* ITEMS
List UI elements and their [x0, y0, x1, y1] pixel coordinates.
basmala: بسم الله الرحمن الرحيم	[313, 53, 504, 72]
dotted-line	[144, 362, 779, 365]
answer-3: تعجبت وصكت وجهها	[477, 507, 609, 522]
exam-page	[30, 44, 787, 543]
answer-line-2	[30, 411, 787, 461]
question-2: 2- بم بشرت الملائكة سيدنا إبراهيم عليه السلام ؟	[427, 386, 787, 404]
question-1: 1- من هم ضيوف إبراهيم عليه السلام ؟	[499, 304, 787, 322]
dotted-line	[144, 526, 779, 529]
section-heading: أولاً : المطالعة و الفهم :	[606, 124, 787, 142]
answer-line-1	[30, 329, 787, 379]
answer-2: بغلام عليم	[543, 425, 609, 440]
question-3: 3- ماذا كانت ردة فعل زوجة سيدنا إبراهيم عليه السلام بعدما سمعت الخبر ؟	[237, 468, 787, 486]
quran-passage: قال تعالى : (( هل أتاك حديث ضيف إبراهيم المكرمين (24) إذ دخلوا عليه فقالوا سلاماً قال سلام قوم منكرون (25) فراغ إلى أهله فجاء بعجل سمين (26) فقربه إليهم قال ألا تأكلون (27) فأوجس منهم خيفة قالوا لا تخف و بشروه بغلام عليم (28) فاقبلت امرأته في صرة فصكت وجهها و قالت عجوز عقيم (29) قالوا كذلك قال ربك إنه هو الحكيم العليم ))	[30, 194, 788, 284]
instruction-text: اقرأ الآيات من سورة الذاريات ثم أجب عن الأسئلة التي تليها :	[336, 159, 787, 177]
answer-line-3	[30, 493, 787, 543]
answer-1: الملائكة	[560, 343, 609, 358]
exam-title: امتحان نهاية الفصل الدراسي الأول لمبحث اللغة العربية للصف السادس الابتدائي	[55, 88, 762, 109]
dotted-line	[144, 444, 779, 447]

* CHALLENGE
Copy the records above line for line, leaving every character unchanged.

* EXERCISE OUTPUT
List UI elements and their [x0, y0, x1, y1] pixel coordinates.
basmala: بسم الله الرحمن الرحيم	[313, 53, 504, 72]
dotted-line	[144, 362, 779, 365]
answer-3: تعجبت وصكت وجهها	[477, 507, 609, 522]
exam-page	[30, 44, 787, 543]
answer-line-2	[30, 411, 787, 461]
question-2: 2- بم بشرت الملائكة سيدنا إبراهيم عليه السلام ؟	[427, 386, 787, 404]
question-1: 1- من هم ضيوف إبراهيم عليه السلام ؟	[499, 304, 787, 322]
dotted-line	[144, 526, 779, 529]
section-heading: أولاً : المطالعة و الفهم :	[606, 124, 787, 142]
answer-line-1	[30, 329, 787, 379]
answer-2: بغلام عليم	[543, 425, 609, 440]
question-3: 3- ماذا كانت ردة فعل زوجة سيدنا إبراهيم عليه السلام بعدما سمعت الخبر ؟	[237, 468, 787, 486]
quran-passage: قال تعالى : (( هل أتاك حديث ضيف إبراهيم المكرمين (24) إذ دخلوا عليه فقالوا سلاماً قال سلام قوم منكرون (25) فراغ إلى أهله فجاء بعجل سمين (26) فقربه إليهم قال ألا تأكلون (27) فأوجس منهم خيفة قالوا لا تخف و بشروه بغلام عليم (28) فاقبلت امرأته في صرة فصكت وجهها و قالت عجوز عقيم (29) قالوا كذلك قال ربك إنه هو الحكيم العليم ))	[30, 194, 788, 284]
instruction-text: اقرأ الآيات من سورة الذاريات ثم أجب عن الأسئلة التي تليها :	[336, 159, 787, 177]
answer-line-3	[30, 493, 787, 543]
answer-1: الملائكة	[560, 343, 609, 358]
exam-title: امتحان نهاية الفصل الدراسي الأول لمبحث اللغة العربية للصف السادس الابتدائي	[55, 88, 762, 109]
dotted-line	[144, 444, 779, 447]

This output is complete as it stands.